_EXERCISE INSTRUCTIONS_
Render the lines from the start of the records through the line containing "data-point-benign-11 <box>431 1782", inclusive, as a JSON list of strings with one string per line and blank lines omitted.

_DATA PROVIDED_
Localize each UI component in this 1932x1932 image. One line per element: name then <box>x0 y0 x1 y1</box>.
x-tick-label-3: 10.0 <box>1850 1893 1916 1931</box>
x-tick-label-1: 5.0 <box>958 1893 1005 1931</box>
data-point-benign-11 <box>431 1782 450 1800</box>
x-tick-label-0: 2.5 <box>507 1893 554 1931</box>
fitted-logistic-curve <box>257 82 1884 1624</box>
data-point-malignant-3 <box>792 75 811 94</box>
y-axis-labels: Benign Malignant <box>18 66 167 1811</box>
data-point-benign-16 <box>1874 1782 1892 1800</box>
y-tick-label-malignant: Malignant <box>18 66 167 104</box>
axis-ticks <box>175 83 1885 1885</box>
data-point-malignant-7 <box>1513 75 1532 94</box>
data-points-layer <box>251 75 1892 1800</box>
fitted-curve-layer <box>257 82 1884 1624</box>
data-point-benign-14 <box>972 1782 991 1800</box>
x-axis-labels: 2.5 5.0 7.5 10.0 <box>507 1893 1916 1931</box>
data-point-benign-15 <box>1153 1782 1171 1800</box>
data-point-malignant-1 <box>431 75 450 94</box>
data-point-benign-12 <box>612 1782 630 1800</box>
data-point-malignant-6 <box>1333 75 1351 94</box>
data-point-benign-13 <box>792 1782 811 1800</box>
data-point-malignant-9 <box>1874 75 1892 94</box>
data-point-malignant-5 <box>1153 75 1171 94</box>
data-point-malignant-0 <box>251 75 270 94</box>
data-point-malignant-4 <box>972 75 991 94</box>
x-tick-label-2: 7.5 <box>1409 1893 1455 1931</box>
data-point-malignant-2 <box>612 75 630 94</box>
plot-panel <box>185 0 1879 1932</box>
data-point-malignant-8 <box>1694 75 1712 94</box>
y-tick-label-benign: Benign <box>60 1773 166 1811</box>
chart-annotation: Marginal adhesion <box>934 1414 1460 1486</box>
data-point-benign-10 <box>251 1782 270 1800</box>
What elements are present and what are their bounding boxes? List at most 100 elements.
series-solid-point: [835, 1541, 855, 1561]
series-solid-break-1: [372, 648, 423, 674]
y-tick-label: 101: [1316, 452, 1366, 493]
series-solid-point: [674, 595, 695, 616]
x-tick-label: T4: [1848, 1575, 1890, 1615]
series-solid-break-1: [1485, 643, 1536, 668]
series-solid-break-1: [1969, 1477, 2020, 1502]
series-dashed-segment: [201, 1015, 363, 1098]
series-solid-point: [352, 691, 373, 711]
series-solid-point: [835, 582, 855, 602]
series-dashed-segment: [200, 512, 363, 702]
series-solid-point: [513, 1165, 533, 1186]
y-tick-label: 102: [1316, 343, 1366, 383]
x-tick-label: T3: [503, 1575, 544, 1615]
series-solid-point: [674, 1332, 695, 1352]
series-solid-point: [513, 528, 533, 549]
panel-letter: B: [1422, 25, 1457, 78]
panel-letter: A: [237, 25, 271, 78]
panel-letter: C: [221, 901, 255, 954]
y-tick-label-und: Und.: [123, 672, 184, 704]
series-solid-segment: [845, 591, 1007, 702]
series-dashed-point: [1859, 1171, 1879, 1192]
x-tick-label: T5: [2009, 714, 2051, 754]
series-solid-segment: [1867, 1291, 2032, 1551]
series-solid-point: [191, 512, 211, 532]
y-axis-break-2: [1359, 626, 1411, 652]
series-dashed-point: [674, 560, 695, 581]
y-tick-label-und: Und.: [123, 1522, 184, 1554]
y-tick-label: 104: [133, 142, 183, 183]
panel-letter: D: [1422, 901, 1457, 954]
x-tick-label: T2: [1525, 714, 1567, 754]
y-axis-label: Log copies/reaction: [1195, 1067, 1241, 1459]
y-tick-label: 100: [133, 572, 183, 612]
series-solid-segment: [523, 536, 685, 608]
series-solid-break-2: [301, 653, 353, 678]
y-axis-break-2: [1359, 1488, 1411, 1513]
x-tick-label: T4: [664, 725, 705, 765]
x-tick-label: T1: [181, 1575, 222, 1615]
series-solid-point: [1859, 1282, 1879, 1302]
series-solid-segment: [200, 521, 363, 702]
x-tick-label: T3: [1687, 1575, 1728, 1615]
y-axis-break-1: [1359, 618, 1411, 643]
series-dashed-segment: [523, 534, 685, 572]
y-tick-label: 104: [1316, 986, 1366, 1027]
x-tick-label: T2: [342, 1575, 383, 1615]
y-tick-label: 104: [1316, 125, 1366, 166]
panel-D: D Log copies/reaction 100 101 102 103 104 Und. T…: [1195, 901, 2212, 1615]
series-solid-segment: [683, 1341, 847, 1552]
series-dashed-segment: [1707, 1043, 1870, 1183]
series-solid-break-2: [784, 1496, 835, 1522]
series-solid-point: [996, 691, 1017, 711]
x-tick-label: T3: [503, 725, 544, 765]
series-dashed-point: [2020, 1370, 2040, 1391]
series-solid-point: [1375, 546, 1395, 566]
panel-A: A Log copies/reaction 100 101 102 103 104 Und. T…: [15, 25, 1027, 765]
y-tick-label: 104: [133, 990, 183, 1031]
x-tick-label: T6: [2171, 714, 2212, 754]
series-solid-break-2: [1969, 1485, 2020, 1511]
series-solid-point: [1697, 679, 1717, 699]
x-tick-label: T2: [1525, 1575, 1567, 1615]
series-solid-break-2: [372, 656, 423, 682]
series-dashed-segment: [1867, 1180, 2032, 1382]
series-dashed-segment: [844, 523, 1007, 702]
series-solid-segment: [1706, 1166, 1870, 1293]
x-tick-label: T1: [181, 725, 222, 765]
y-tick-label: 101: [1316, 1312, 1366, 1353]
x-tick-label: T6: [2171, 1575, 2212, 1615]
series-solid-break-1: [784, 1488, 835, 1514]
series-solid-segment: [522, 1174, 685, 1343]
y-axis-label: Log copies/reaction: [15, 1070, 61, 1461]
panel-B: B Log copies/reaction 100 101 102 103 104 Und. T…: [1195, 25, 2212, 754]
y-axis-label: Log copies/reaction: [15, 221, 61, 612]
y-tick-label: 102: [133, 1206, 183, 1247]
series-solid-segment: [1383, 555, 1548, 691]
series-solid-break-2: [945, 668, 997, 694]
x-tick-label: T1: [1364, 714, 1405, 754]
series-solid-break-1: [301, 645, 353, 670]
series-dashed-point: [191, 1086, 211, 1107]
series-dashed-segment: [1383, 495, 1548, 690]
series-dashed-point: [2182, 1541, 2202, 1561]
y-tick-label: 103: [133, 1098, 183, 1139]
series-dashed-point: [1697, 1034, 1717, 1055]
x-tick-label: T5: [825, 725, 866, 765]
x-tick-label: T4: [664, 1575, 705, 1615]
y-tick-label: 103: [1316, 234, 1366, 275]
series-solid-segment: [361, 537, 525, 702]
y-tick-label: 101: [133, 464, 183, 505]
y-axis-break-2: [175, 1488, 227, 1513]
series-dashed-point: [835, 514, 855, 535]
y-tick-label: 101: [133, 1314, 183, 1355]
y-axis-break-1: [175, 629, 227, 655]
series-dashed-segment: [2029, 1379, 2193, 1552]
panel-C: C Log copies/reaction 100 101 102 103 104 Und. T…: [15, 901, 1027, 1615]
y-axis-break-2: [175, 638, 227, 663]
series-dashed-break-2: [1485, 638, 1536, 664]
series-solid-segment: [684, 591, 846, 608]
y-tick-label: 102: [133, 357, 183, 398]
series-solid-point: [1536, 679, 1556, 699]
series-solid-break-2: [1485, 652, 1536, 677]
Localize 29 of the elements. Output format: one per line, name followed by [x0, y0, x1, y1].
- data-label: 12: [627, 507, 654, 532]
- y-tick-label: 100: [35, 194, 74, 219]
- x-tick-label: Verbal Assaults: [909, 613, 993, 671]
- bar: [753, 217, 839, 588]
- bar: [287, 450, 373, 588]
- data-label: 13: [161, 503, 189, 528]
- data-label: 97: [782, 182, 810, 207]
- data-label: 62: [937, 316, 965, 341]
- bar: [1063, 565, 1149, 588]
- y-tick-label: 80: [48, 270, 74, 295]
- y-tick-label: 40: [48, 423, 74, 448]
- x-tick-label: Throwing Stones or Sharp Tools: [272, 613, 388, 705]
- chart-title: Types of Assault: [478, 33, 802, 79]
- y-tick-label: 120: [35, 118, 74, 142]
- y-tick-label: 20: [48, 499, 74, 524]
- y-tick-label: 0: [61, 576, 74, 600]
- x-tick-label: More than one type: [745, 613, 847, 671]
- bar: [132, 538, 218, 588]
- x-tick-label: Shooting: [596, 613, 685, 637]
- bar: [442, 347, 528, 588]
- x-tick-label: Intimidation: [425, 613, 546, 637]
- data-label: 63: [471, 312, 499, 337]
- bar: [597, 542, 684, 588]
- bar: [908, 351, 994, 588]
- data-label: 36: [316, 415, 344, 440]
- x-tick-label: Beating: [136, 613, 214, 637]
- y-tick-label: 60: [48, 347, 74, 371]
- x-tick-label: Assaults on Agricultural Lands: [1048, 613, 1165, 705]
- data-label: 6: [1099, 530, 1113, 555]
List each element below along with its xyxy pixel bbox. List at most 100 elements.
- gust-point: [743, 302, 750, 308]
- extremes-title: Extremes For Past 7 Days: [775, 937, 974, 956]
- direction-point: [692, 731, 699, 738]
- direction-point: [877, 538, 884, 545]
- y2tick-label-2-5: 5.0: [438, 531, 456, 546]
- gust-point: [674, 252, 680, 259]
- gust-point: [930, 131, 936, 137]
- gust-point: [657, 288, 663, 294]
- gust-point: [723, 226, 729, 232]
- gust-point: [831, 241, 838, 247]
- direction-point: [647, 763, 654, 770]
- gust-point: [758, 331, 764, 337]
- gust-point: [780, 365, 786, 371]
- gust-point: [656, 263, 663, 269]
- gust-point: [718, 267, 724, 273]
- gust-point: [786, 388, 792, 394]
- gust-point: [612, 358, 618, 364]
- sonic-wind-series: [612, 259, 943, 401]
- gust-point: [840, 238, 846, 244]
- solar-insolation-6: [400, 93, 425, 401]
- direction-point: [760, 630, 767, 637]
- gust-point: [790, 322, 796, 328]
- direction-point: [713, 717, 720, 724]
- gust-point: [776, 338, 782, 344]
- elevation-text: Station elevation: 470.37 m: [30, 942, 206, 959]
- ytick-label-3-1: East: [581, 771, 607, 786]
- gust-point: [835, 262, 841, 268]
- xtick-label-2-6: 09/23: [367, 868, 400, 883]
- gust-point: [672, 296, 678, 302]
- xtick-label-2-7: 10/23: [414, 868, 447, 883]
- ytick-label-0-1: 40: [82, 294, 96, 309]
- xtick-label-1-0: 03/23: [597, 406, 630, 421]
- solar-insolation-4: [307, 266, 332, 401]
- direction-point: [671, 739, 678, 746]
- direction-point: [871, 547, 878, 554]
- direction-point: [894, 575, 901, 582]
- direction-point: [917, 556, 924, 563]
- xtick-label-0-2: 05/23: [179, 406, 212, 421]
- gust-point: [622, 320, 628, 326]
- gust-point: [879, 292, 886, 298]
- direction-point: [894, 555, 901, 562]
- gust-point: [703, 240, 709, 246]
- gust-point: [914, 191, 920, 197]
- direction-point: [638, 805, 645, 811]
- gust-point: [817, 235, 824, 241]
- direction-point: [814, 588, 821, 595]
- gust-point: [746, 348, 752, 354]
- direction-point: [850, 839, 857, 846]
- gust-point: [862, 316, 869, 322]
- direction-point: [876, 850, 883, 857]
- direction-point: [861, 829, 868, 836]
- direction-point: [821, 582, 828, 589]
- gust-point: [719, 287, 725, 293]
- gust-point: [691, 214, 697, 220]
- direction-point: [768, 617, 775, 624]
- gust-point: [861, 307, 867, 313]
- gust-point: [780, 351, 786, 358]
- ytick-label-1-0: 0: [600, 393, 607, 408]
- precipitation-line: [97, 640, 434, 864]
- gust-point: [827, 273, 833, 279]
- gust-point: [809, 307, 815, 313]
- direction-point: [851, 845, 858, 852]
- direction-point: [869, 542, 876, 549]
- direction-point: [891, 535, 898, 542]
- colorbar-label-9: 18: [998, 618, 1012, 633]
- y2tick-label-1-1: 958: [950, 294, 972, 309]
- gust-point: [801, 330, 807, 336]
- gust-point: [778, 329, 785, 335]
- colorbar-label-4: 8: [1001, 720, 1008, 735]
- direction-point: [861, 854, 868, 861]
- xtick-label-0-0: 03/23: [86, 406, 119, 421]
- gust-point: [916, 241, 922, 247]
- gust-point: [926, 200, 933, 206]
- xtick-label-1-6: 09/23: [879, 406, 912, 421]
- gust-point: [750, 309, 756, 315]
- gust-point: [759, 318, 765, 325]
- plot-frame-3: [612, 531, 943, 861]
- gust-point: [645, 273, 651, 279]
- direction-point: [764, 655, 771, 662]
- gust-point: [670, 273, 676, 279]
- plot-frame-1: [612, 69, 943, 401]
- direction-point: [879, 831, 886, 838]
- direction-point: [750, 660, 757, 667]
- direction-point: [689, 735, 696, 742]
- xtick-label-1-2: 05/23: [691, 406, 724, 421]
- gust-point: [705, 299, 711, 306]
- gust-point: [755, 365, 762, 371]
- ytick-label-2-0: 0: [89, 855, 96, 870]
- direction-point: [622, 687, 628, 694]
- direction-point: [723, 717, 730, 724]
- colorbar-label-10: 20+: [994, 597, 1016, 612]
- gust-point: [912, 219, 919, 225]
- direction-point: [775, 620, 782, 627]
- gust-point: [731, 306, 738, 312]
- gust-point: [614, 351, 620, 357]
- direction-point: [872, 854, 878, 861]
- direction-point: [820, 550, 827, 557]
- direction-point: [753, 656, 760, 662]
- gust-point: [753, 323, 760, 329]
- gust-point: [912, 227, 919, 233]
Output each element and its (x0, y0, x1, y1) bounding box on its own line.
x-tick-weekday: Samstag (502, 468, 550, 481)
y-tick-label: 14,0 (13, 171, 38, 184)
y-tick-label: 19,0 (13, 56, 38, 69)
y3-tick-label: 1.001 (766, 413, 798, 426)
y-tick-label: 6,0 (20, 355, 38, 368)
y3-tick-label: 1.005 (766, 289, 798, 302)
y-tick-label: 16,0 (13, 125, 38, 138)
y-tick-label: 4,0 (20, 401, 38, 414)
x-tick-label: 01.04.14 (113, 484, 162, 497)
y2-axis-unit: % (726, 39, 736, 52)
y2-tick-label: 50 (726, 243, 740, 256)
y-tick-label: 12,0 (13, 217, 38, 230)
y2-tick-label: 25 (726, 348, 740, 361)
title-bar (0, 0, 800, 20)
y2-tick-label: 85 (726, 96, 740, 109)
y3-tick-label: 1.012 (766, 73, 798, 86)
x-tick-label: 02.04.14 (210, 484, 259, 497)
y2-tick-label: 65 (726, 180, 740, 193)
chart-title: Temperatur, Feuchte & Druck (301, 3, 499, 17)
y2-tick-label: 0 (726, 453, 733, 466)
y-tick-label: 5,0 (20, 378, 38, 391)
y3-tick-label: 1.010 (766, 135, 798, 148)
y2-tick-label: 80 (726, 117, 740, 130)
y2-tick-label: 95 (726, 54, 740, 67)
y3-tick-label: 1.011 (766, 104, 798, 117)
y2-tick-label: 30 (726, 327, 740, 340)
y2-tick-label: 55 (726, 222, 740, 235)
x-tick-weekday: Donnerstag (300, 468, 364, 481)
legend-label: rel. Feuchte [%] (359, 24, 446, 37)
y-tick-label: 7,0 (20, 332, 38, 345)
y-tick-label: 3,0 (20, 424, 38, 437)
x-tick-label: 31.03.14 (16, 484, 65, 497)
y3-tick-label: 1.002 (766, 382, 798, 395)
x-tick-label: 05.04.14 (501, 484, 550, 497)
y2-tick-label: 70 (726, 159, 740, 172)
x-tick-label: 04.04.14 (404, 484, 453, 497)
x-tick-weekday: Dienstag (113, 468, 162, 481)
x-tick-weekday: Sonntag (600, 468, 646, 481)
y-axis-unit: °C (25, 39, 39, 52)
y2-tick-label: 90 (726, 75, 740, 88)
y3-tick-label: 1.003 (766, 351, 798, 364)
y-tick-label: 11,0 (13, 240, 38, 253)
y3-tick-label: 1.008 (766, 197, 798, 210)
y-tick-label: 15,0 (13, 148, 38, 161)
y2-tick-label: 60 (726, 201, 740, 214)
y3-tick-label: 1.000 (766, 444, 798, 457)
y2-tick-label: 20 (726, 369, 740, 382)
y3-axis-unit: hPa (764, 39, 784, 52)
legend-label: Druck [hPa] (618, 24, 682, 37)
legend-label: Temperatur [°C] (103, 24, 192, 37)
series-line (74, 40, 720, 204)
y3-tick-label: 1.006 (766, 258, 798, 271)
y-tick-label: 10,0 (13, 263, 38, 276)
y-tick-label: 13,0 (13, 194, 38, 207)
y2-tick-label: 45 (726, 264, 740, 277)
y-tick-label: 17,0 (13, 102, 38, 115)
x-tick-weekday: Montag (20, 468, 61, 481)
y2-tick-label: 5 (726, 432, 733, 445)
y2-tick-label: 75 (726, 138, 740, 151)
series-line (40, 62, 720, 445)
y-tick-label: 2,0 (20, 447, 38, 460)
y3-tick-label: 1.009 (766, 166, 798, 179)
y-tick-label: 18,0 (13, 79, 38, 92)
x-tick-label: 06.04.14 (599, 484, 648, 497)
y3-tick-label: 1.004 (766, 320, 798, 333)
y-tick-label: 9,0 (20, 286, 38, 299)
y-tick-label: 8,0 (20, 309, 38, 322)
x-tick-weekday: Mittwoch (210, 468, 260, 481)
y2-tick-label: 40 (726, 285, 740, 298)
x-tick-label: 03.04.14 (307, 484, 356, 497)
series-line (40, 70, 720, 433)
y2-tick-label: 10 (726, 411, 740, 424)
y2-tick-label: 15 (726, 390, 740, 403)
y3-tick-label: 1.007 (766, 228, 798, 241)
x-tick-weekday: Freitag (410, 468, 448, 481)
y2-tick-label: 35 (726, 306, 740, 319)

_FINISHED ANSWER_
[
  "Localize each UI component in this 1932x1932 image. One line per element: name then <box>x0 y0 x1 y1</box>.",
  "x-tick-label-3: 10.0 <box>1850 1893 1916 1931</box>",
  "x-tick-label-1: 5.0 <box>958 1893 1005 1931</box>",
  "data-point-benign-11 <box>431 1782 450 1800</box>"
]